**Problem description:**
The records below must be copied in full; omit the images.
-- BEGIN --
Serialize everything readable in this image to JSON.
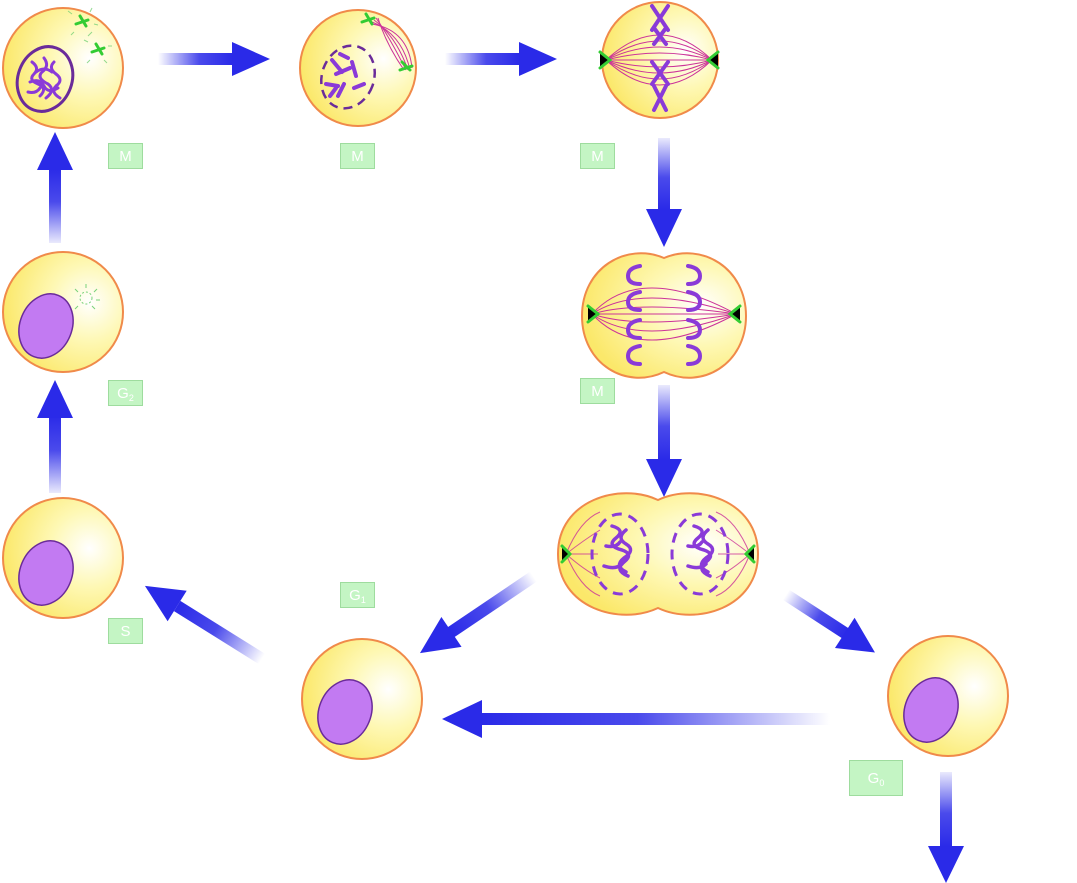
{
  "colors": {
    "cell_fill": "#fdf07a",
    "cell_outline": "#f08a4a",
    "nucleus": "#c27af2",
    "nucleus_outline": "#6a2b9a",
    "chromosome": "#8a3ad8",
    "spindle": "#cc3399",
    "centrosome": "#33cc33",
    "arrow": "#2a2ae8",
    "label_bg": "#c4f5c4"
  },
  "labels": [
    {
      "id": "m1",
      "text": "M",
      "sub": ""
    },
    {
      "id": "m2",
      "text": "M",
      "sub": ""
    },
    {
      "id": "m3",
      "text": "M",
      "sub": ""
    },
    {
      "id": "m4",
      "text": "M",
      "sub": ""
    },
    {
      "id": "g2",
      "text": "G",
      "sub": "2"
    },
    {
      "id": "s",
      "text": "S",
      "sub": ""
    },
    {
      "id": "g1",
      "text": "G",
      "sub": "1"
    },
    {
      "id": "g0",
      "text": "G",
      "sub": "0"
    }
  ]
}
-- END --
**Full response:**
Serialize everything readable in this image to JSON.
{
  "colors": {
    "cell_fill": "#fdf07a",
    "cell_outline": "#f08a4a",
    "nucleus": "#c27af2",
    "nucleus_outline": "#6a2b9a",
    "chromosome": "#8a3ad8",
    "spindle": "#cc3399",
    "centrosome": "#33cc33",
    "arrow": "#2a2ae8",
    "label_bg": "#c4f5c4"
  },
  "labels": [
    {
      "id": "m1",
      "text": "M",
      "sub": ""
    },
    {
      "id": "m2",
      "text": "M",
      "sub": ""
    },
    {
      "id": "m3",
      "text": "M",
      "sub": ""
    },
    {
      "id": "m4",
      "text": "M",
      "sub": ""
    },
    {
      "id": "g2",
      "text": "G",
      "sub": "2"
    },
    {
      "id": "s",
      "text": "S",
      "sub": ""
    },
    {
      "id": "g1",
      "text": "G",
      "sub": "1"
    },
    {
      "id": "g0",
      "text": "G",
      "sub": "0"
    }
  ]
}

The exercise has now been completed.